▶ **DATA PROVIDED**:
* * * *
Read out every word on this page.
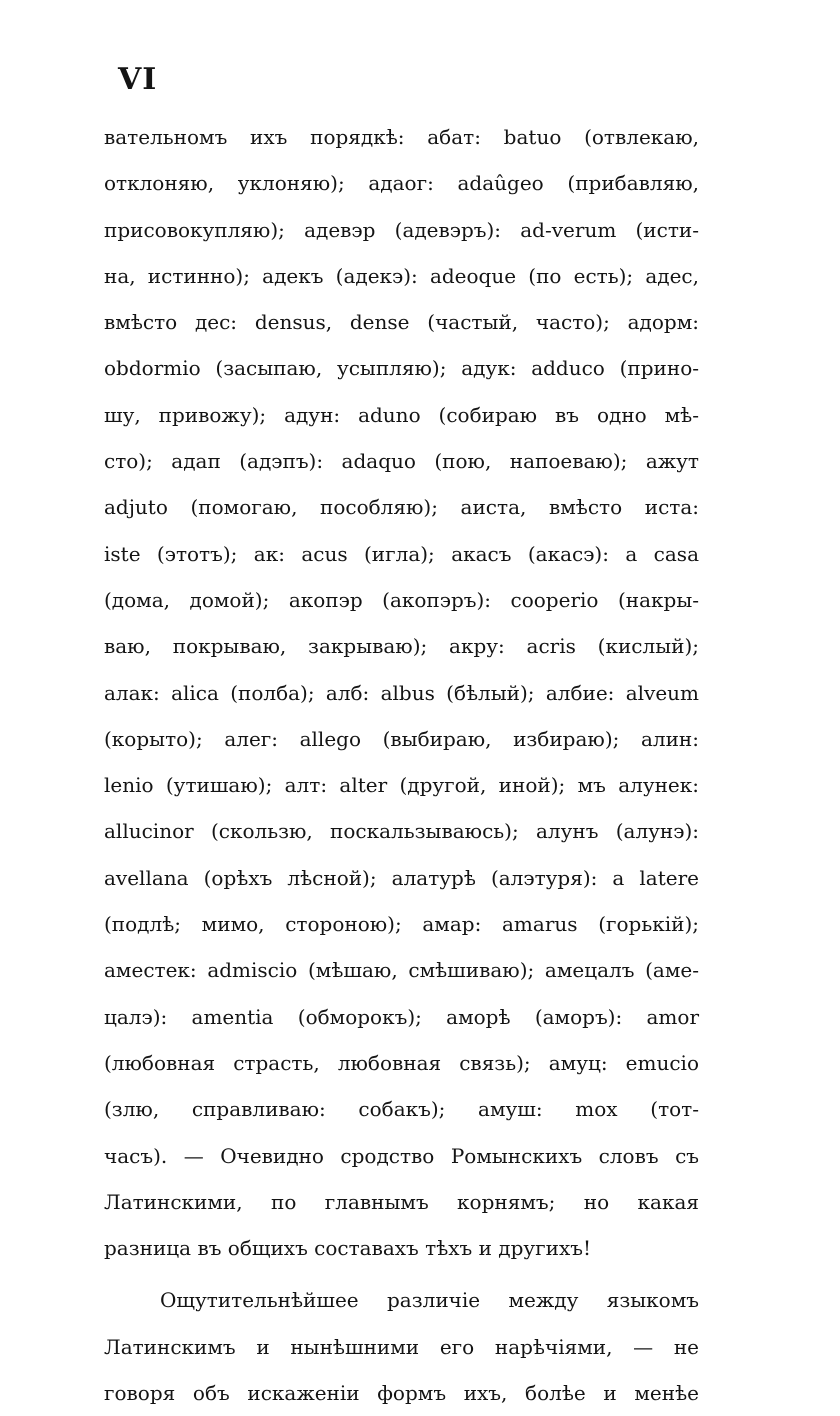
VI
вательномъ ихъ порядкѣ: абат: batuo (отвлекаю,
отклоняю, уклоняю); адаог: adaûgeo (прибавляю,
присовокупляю); адевэр (адевэръ): ad-verum (исти-
на, истинно); адекъ (адекэ): adeoque (по есть); адес,
вмѣсто дес: densus, dense (частый, часто); адорм:
obdormio (засыпаю, усыпляю); адук: adduco (прино-
шу, привожу); адун: aduno (собираю въ одно мѣ-
сто); адап (адэпъ): adaquo (пою, напоеваю); ажут
adjuto (помогаю, пособляю); аиста, вмѣсто иста:
iste (этотъ); ак: acus (игла); акасъ (акасэ): a casa
(дома, домой); акопэр (акопэръ): cooperio (накры-
ваю, покрываю, закрываю); акру: acris (кислый);
алак: alica (полба); алб: albus (бѣлый); албие: alveum
(корыто); алег: allego (выбираю, избираю); алин:
lenio (утишаю); алт: alter (другой, иной); мъ алунек:
allucinor (скользю, поскальзываюсь); алунъ (алунэ):
avellana (орѣхъ лѣсной); алатурѣ (алэтуря): a latere
(подлѣ; мимо, стороною); амар: amarus (горькій);
аместек: admiscio (мѣшаю, смѣшиваю); амецалъ (аме-
цалэ): amentia (обморокъ); аморѣ (аморъ): amor
(любовная страсть, любовная связь); амуц: emucio
(злю, справливаю: собакъ); амуш: mox (тот-
часъ). — Очевидно сродство Ромынскихъ словъ съ
Латинскими, по главнымъ корнямъ; но какая
разница въ общихъ составахъ тѣхъ и другихъ!
Ощутительнѣйшее различіе между языкомъ
Латинскимъ и нынѣшними его нарѣчіями, — не
говоря объ искаженіи формъ ихъ, болѣе и менѣе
* * * *
▶ **WHAT YOU SHOULD DO**: Working from the listing above, pick out every line that has "вмѣсто" and copy it.

▶ **EXERCISE OUTPUT**:
вмѣсто дес: densus, dense (частый, часто); адорм:
adjuto (помогаю, пособляю); аиста, вмѣсто иста:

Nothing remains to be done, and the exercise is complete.